What you are asked to do: Pick out the lines in the listing below that contain the word "days" and copy them.

(Data records)
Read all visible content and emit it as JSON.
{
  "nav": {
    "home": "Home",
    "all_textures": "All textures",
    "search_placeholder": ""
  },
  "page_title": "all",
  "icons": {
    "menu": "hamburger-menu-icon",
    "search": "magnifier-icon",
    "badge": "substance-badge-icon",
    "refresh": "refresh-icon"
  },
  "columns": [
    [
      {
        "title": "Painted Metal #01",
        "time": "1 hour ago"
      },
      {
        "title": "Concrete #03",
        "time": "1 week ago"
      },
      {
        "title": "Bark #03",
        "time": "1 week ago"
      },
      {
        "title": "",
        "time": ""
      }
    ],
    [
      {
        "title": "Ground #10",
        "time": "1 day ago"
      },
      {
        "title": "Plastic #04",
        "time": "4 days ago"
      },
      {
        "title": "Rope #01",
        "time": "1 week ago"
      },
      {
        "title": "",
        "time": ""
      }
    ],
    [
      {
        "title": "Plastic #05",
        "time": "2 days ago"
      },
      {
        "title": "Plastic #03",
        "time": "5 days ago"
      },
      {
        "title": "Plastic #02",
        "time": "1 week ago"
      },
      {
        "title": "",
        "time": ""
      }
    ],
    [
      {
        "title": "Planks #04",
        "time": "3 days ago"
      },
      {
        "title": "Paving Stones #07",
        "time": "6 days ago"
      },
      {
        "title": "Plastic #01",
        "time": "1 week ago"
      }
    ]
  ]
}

Response below:
        "time": "4 days ago"
        "time": "2 days ago"
        "time": "5 days ago"
        "time": "3 days ago"
        "time": "6 days ago"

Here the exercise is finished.